* **PROVIDED PASSAGE**:
-----

In the given figure, if PQRS …

To prove - OC║SR

Proof  -  In ΔOPS and ΔOAB

∠POS = ∠AOB     (common in both)

∠OSP = ∠OBA  (corresponding angles are equal as PS║AB)

=> ΔOPS ~ ΔOAB    [AA criteria]

=>  PS/AB =  OS/OB       ........................(1)     (sides in similar triangles are proportional)

In ΔCAB and ΔCRQ

As, QR║AB

=> ∠QCR = ∠ACB        (common)

=>  ∠CBA  = ∠CRQ       (corresponding angles are equal)

=>  ΔCAB ~ ΔCQR           [AA criteria]

=>  CR/CB = QR/AB         (sides in similar triangles are proportional)

Also,  PS = QR        [ PQRS  is parallelogram]

=>  CR/CB = PS/AB                     ......................(2)

From    (1) and (2)

=>   OS/OB =  CR/CB

=>   OB/OS =  CB/CR

Subtracting 1 from both sides

So,  OB/OS - 1 =  CB/CR - 1

=>  (OB - OS)/OS  =  (CB - CR)/CR

=>  BS/OS = BR/CR

By converse of Thales Theorem

=>  OC║SR        .     Hence proved  .

-----

[Records from a data source]
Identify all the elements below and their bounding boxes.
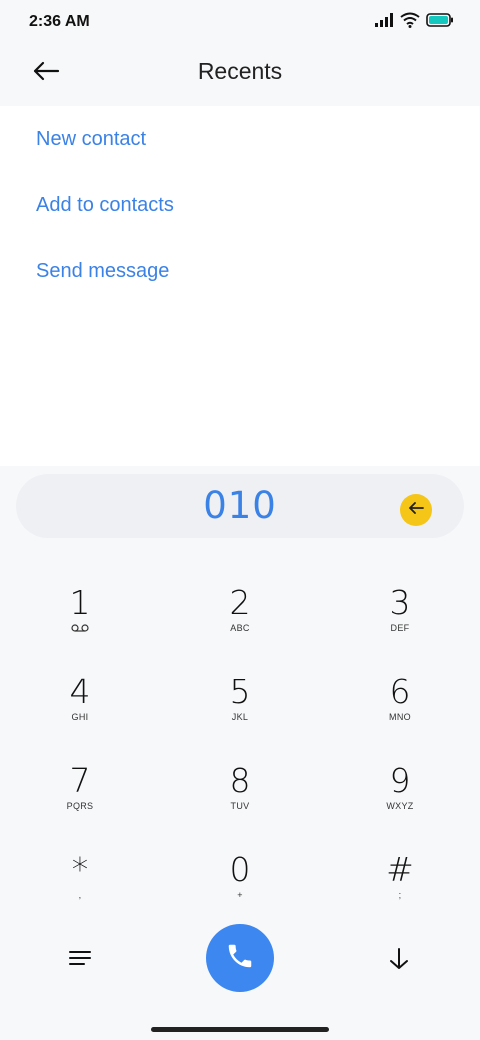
number-field[interactable]: 010	[16, 474, 464, 538]
key-digit: 0	[229, 850, 251, 889]
key-digit: *	[71, 850, 89, 889]
menu-icon	[68, 949, 92, 972]
key-7[interactable]: 7 PQRS	[20, 762, 140, 842]
key-6[interactable]: 6 MNO	[340, 673, 460, 753]
key-letters: +	[237, 890, 243, 900]
key-8[interactable]: 8 TUV	[180, 762, 300, 842]
key-9[interactable]: 9 WXYZ	[340, 762, 460, 842]
phone-icon	[225, 941, 255, 976]
key-5[interactable]: 5 JKL	[180, 673, 300, 753]
arrow-down-icon	[388, 947, 410, 976]
key-digit: 1	[69, 583, 91, 622]
key-digit: #	[386, 850, 414, 889]
key-letters: JKL	[231, 712, 249, 722]
voicemail-icon	[20, 623, 140, 635]
wifi-icon	[400, 12, 420, 33]
add-to-contacts-link[interactable]: Add to contacts	[36, 194, 174, 217]
menu-button[interactable]	[66, 946, 94, 974]
dialer-bottom-bar	[0, 924, 480, 994]
key-digit: 3	[389, 583, 411, 622]
backspace-button[interactable]	[400, 494, 432, 526]
key-3[interactable]: 3 DEF	[340, 584, 460, 664]
key-digit: 2	[229, 583, 251, 622]
home-indicator[interactable]	[151, 1027, 329, 1032]
call-button[interactable]	[206, 924, 274, 992]
key-letters: ;	[398, 890, 402, 900]
battery-icon	[426, 12, 454, 33]
page-title: Recents	[197, 58, 283, 84]
key-star[interactable]: * ,	[20, 851, 140, 931]
dialpad-area: 010 1 2 ABC 3 DEF 4 GHI 5 JKL 6 MNO 7 PQ…	[0, 466, 480, 1040]
key-hash[interactable]: # ;	[340, 851, 460, 931]
backspace-icon	[407, 501, 425, 520]
status-time: 2:36 AM	[29, 13, 90, 30]
key-letters: WXYZ	[386, 801, 414, 811]
key-4[interactable]: 4 GHI	[20, 673, 140, 753]
signal-icon	[374, 12, 394, 33]
dialed-number: 010	[203, 484, 277, 527]
key-letters: GHI	[71, 712, 89, 722]
key-1[interactable]: 1	[20, 584, 140, 664]
key-digit: 9	[389, 761, 411, 800]
send-message-link[interactable]: Send message	[36, 260, 169, 283]
key-0[interactable]: 0 +	[180, 851, 300, 931]
key-digit: 4	[69, 672, 91, 711]
header: Recents	[0, 44, 480, 106]
new-contact-link[interactable]: New contact	[36, 128, 146, 151]
key-2[interactable]: 2 ABC	[180, 584, 300, 664]
hide-dialpad-button[interactable]	[384, 946, 414, 976]
actions-list: New contact Add to contacts Send message	[0, 106, 480, 466]
key-digit: 8	[229, 761, 251, 800]
key-digit: 6	[389, 672, 411, 711]
status-icons	[374, 12, 454, 32]
key-letters: DEF	[390, 623, 410, 633]
key-digit: 7	[69, 761, 91, 800]
key-letters: MNO	[389, 712, 411, 722]
status-bar: 2:36 AM	[0, 0, 480, 44]
key-digit: 5	[229, 672, 251, 711]
key-letters: ABC	[230, 623, 250, 633]
key-letters: PQRS	[66, 801, 94, 811]
key-letters: ,	[78, 890, 82, 900]
key-letters: TUV	[230, 801, 250, 811]
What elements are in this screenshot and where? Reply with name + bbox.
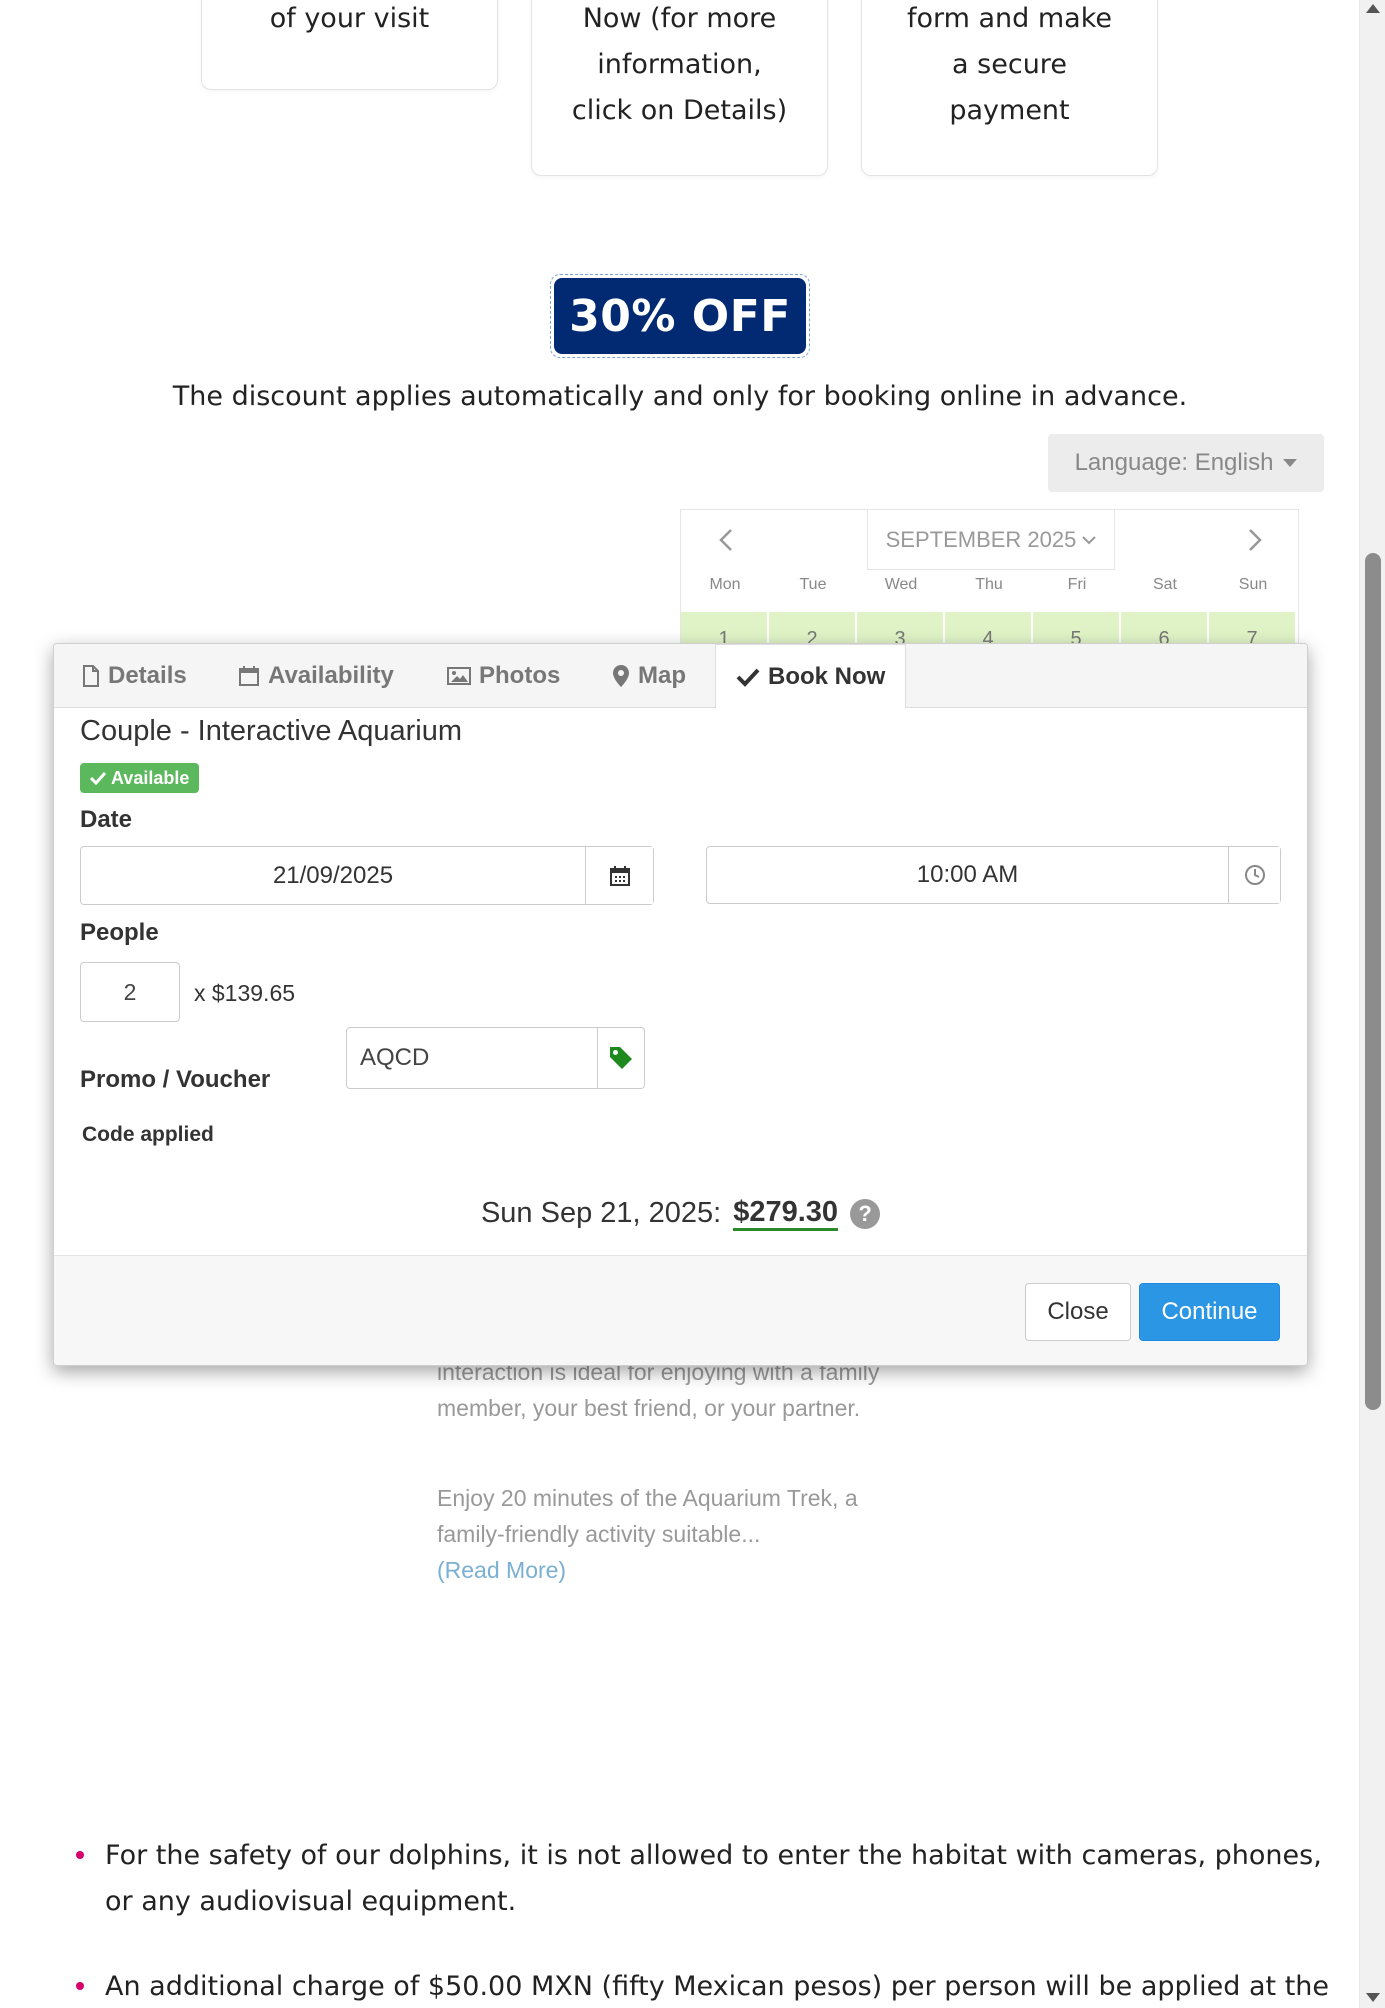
date-field[interactable]: 21/09/2025 [81, 847, 585, 904]
step-text: Now (for more information, click on Deta… [571, 3, 788, 126]
weekday-label: Mon [709, 576, 741, 593]
chevron-right-icon [1249, 529, 1262, 551]
tag-icon [610, 1047, 632, 1069]
product-description-more: Enjoy 20 minutes of the Aquarium Trek, a… [437, 1480, 907, 1588]
chevron-down-icon [1082, 535, 1097, 544]
promo-code-input[interactable]: AQCD [347, 1028, 597, 1088]
list-item: An additional charge of $50.00 MXN (fift… [76, 1964, 1336, 2008]
clock-icon [1244, 865, 1265, 885]
note-text: An additional charge of $50.00 MXN (fift… [105, 1971, 1330, 2002]
tab-map[interactable]: Map [612, 644, 686, 708]
description-excerpt: Enjoy 20 minutes of the Aquarium Trek, a… [437, 1485, 858, 1547]
promo-input-group: AQCD [346, 1027, 645, 1089]
scroll-thumb[interactable] [1365, 553, 1381, 1410]
product-title: Couple - Interactive Aquarium [80, 715, 463, 747]
calendar-month-select[interactable]: SEPTEMBER 2025 [867, 510, 1115, 570]
weekday-label: Tue [799, 576, 827, 593]
weekday-label: Sat [1152, 576, 1177, 593]
discount-note: The discount applies automatically and o… [172, 381, 1188, 412]
discount-banner: 30% OFF [550, 274, 810, 358]
calendar-next-button[interactable] [1225, 510, 1285, 570]
tab-availability[interactable]: Availability [238, 644, 394, 708]
bullet-dot [76, 1982, 84, 1990]
bullet-dot [76, 1851, 84, 1859]
time-input-group: 10:00 AM [706, 846, 1281, 904]
step-text: form and make a secure payment [906, 3, 1113, 126]
step-card-2: Now (for more information, click on Deta… [531, 0, 828, 176]
booking-date-summary: Sun Sep 21, 2025: [480, 1197, 722, 1229]
list-item: For the safety of our dolphins, it is no… [76, 1833, 1336, 1925]
tab-label: Book Now [768, 662, 886, 690]
discount-banner-label: 30% OFF [554, 278, 806, 354]
modal-tabs: Details Availability Photos Map Book Now [54, 644, 1307, 709]
calendar-icon [609, 865, 630, 886]
price-per-person: x $139.65 [194, 980, 296, 1006]
file-icon [83, 665, 99, 687]
page-scrollbar[interactable] [1359, 0, 1385, 2008]
note-text: For the safety of our dolphins, it is no… [105, 1840, 1322, 1917]
date-picker-button[interactable] [585, 847, 653, 904]
availability-badge-label: Available [111, 767, 190, 788]
weekday-label: Fri [1067, 576, 1087, 593]
date-input-group: 21/09/2025 [80, 846, 654, 905]
availability-calendar: SEPTEMBER 2025 Mon Tue Wed Thu Fri Sat S… [680, 509, 1299, 652]
date-label: Date [80, 806, 133, 833]
modal-footer: Close Continue [54, 1255, 1307, 1365]
tab-details[interactable]: Details [82, 644, 187, 708]
tab-photos[interactable]: Photos [447, 644, 560, 708]
weekday-label: Wed [884, 576, 918, 593]
read-more-link[interactable]: (Read More) [437, 1557, 566, 1583]
booking-total: Sun Sep 21, 2025: $279.30 ? [54, 1196, 1307, 1231]
step-card-3: form and make a secure payment [861, 0, 1158, 176]
weekday-label: Sun [1238, 576, 1268, 593]
check-icon [736, 668, 760, 687]
chevron-left-icon [719, 529, 732, 551]
caret-down-icon [1283, 459, 1298, 467]
calendar-prev-button[interactable] [696, 510, 756, 570]
language-dropdown[interactable]: Language: English [1048, 434, 1324, 492]
people-label: People [80, 919, 159, 946]
total-price: $279.30 [733, 1196, 839, 1231]
availability-badge: Available [80, 763, 200, 793]
calendar-month-label: SEPTEMBER 2025 [885, 526, 1077, 552]
step-card-1: of your visit [201, 0, 498, 90]
scroll-up-arrow-icon[interactable] [1366, 4, 1380, 13]
promo-status: Code applied [82, 1123, 214, 1146]
step-text: of your visit [269, 3, 430, 34]
question-circle-icon[interactable]: ? [850, 1198, 881, 1229]
booking-notes-list: For the safety of our dolphins, it is no… [76, 1833, 1336, 2008]
scroll-down-arrow-icon[interactable] [1366, 1993, 1380, 2002]
apply-promo-button[interactable] [597, 1028, 644, 1088]
language-label: Language: English [1074, 449, 1274, 476]
calendar-icon [239, 666, 259, 686]
promo-label: Promo / Voucher [80, 1066, 271, 1093]
time-picker-button[interactable] [1228, 847, 1280, 903]
continue-button[interactable]: Continue [1139, 1283, 1280, 1341]
weekday-label: Thu [975, 576, 1003, 593]
booking-modal: Details Availability Photos Map Book Now… [53, 643, 1308, 1366]
map-marker-icon [613, 665, 629, 687]
time-field[interactable]: 10:00 AM [707, 847, 1228, 903]
tab-label: Photos [479, 662, 561, 689]
check-icon [90, 771, 106, 785]
tab-label: Availability [268, 662, 394, 689]
tab-label: Map [638, 662, 686, 689]
people-quantity-input[interactable]: 2 [80, 962, 180, 1022]
close-button[interactable]: Close [1025, 1283, 1131, 1341]
tab-label: Details [108, 662, 187, 689]
tab-book-now[interactable]: Book Now [715, 644, 907, 709]
image-icon [447, 667, 471, 685]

-----

* **REQUIRED WORK**: Decide whether each statement agrees with the geometry proof, answering yes or no and quoting the deciding words: 1. Triangles OPS and OAB are shown to be similar. 2. PS equals QR because PQRS is a rectangle. 3. The proof subtracts 2 from both sides of an equation. Answer using only the geometry proof.

* **ANSWER TO THE EXERCISE**:
1. Yes: "ΔOPS ~ ΔOAB"
2. No: "is parallelogram"
3. No: "Subtracting 1 from both sides"